## BEGIN
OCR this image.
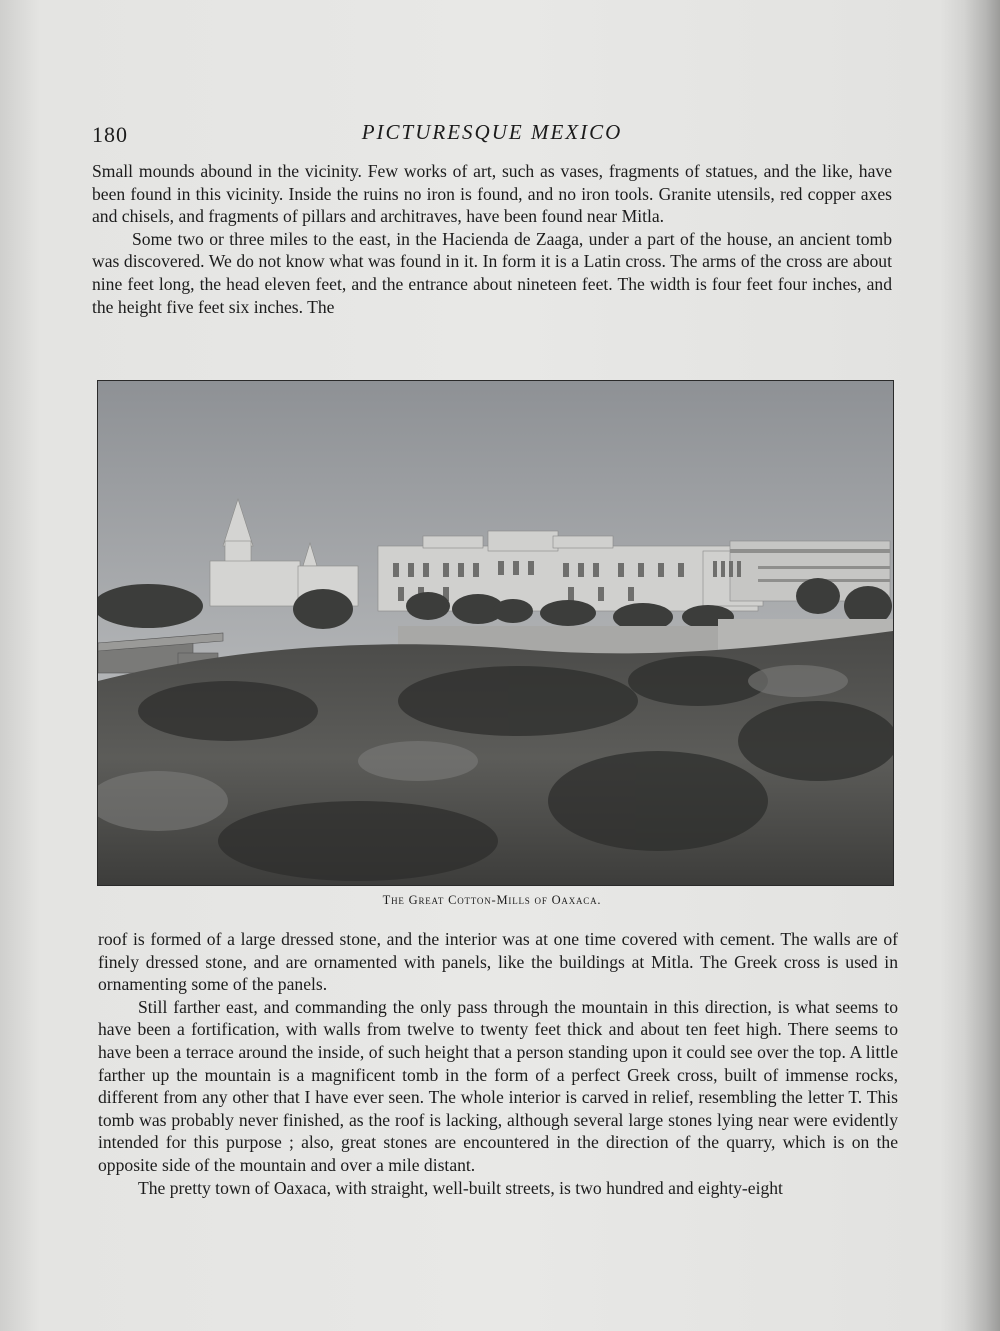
180	PICTURESQUE MEXICO

Small mounds abound in the vicinity. Few works of art, such as vases, fragments of statues, and the like, have been found in this vicinity. Inside the ruins no iron is found, and no iron tools. Granite utensils, red copper axes and chisels, and fragments of pillars and architraves, have been found near Mitla.

Some two or three miles to the east, in the Hacienda de Zaaga, under a part of the house, an ancient tomb was discovered. We do not know what was found in it. In form it is a Latin cross. The arms of the cross are about nine feet long, the head eleven feet, and the entrance about nineteen feet. The width is four feet four inches, and the height five feet six inches. The

The Great Cotton-Mills of Oaxaca.

roof is formed of a large dressed stone, and the interior was at one time covered with cement. The walls are of finely dressed stone, and are ornamented with panels, like the buildings at Mitla. The Greek cross is used in ornamenting some of the panels.

Still farther east, and commanding the only pass through the mountain in this direction, is what seems to have been a fortification, with walls from twelve to twenty feet thick and about ten feet high. There seems to have been a terrace around the inside, of such height that a person standing upon it could see over the top. A little farther up the mountain is a magnificent tomb in the form of a perfect Greek cross, built of immense rocks, different from any other that I have ever seen. The whole interior is carved in relief, resembling the letter T. This tomb was probably never finished, as the roof is lacking, although several large stones lying near were evidently intended for this purpose ; also, great stones are encountered in the direction of the quarry, which is on the opposite side of the mountain and over a mile distant.

The pretty town of Oaxaca, with straight, well-built streets, is two hundred and eighty-eight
## END
Quote every line of the records above exactly; no picture is to be copied.

> Final answer:
OCR this image.
180	PICTURESQUE MEXICO

Small mounds abound in the vicinity. Few works of art, such as vases, fragments of statues, and the like, have been found in this vicinity. Inside the ruins no iron is found, and no iron tools. Granite utensils, red copper axes and chisels, and fragments of pillars and architraves, have been found near Mitla.

Some two or three miles to the east, in the Hacienda de Zaaga, under a part of the house, an ancient tomb was discovered. We do not know what was found in it. In form it is a Latin cross. The arms of the cross are about nine feet long, the head eleven feet, and the entrance about nineteen feet. The width is four feet four inches, and the height five feet six inches. The

The Great Cotton-Mills of Oaxaca.

roof is formed of a large dressed stone, and the interior was at one time covered with cement. The walls are of finely dressed stone, and are ornamented with panels, like the buildings at Mitla. The Greek cross is used in ornamenting some of the panels.

Still farther east, and commanding the only pass through the mountain in this direction, is what seems to have been a fortification, with walls from twelve to twenty feet thick and about ten feet high. There seems to have been a terrace around the inside, of such height that a person standing upon it could see over the top. A little farther up the mountain is a magnificent tomb in the form of a perfect Greek cross, built of immense rocks, different from any other that I have ever seen. The whole interior is carved in relief, resembling the letter T. This tomb was probably never finished, as the roof is lacking, although several large stones lying near were evidently intended for this purpose ; also, great stones are encountered in the direction of the quarry, which is on the opposite side of the mountain and over a mile distant.

The pretty town of Oaxaca, with straight, well-built streets, is two hundred and eighty-eight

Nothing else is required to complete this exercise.